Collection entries
◆ ◆ ◆ ◆

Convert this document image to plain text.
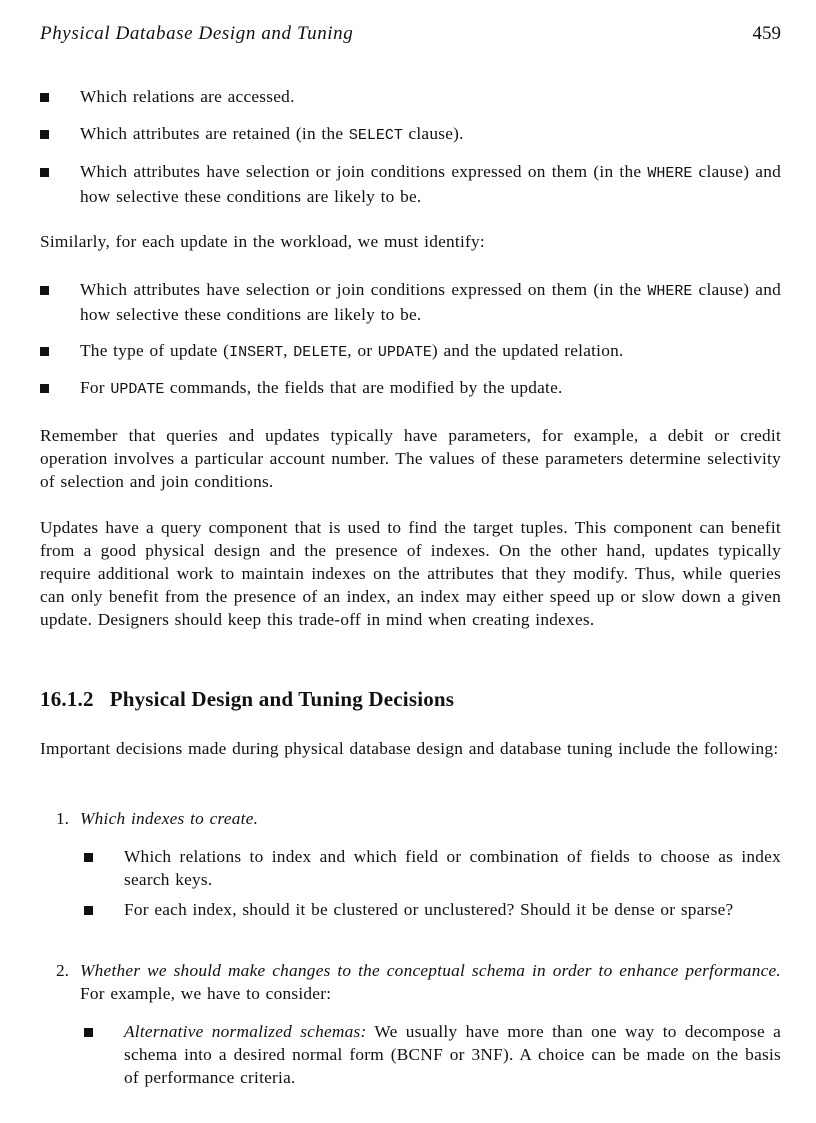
Physical Database Design and Tuning	459
Which relations are accessed.
Which attributes are retained (in the SELECT clause).
Which attributes have selection or join conditions expressed on them (in the WHERE clause) and how selective these conditions are likely to be.
Similarly, for each update in the workload, we must identify:
Which attributes have selection or join conditions expressed on them (in the WHERE clause) and how selective these conditions are likely to be.
The type of update (INSERT, DELETE, or UPDATE) and the updated relation.
For UPDATE commands, the fields that are modified by the update.
Remember that queries and updates typically have parameters, for example, a debit or credit operation involves a particular account number. The values of these parameters determine selectivity of selection and join conditions.
Updates have a query component that is used to find the target tuples. This component can benefit from a good physical design and the presence of indexes. On the other hand, updates typically require additional work to maintain indexes on the attributes that they modify. Thus, while queries can only benefit from the presence of an index, an index may either speed up or slow down a given update. Designers should keep this trade-off in mind when creating indexes.
16.1.2 Physical Design and Tuning Decisions
Important decisions made during physical database design and database tuning include the following:
1. Which indexes to create.
Which relations to index and which field or combination of fields to choose as index search keys.
For each index, should it be clustered or unclustered? Should it be dense or sparse?
2. Whether we should make changes to the conceptual schema in order to enhance performance. For example, we have to consider:
Alternative normalized schemas: We usually have more than one way to decompose a schema into a desired normal form (BCNF or 3NF). A choice can be made on the basis of performance criteria.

◆ ◆ ◆ ◆

GIVEN TASK
Reproduce every record above exactly, omitting the pictures.

RESULT OF THE EXERCISE
Convert this document image to plain text.
Physical Database Design and Tuning	459
Which relations are accessed.
Which attributes are retained (in the SELECT clause).
Which attributes have selection or join conditions expressed on them (in the WHERE clause) and how selective these conditions are likely to be.
Similarly, for each update in the workload, we must identify:
Which attributes have selection or join conditions expressed on them (in the WHERE clause) and how selective these conditions are likely to be.
The type of update (INSERT, DELETE, or UPDATE) and the updated relation.
For UPDATE commands, the fields that are modified by the update.
Remember that queries and updates typically have parameters, for example, a debit or credit operation involves a particular account number. The values of these parameters determine selectivity of selection and join conditions.
Updates have a query component that is used to find the target tuples. This component can benefit from a good physical design and the presence of indexes. On the other hand, updates typically require additional work to maintain indexes on the attributes that they modify. Thus, while queries can only benefit from the presence of an index, an index may either speed up or slow down a given update. Designers should keep this trade-off in mind when creating indexes.
16.1.2 Physical Design and Tuning Decisions
Important decisions made during physical database design and database tuning include the following:
1. Which indexes to create.
Which relations to index and which field or combination of fields to choose as index search keys.
For each index, should it be clustered or unclustered? Should it be dense or sparse?
2. Whether we should make changes to the conceptual schema in order to enhance performance. For example, we have to consider:
Alternative normalized schemas: We usually have more than one way to decompose a schema into a desired normal form (BCNF or 3NF). A choice can be made on the basis of performance criteria.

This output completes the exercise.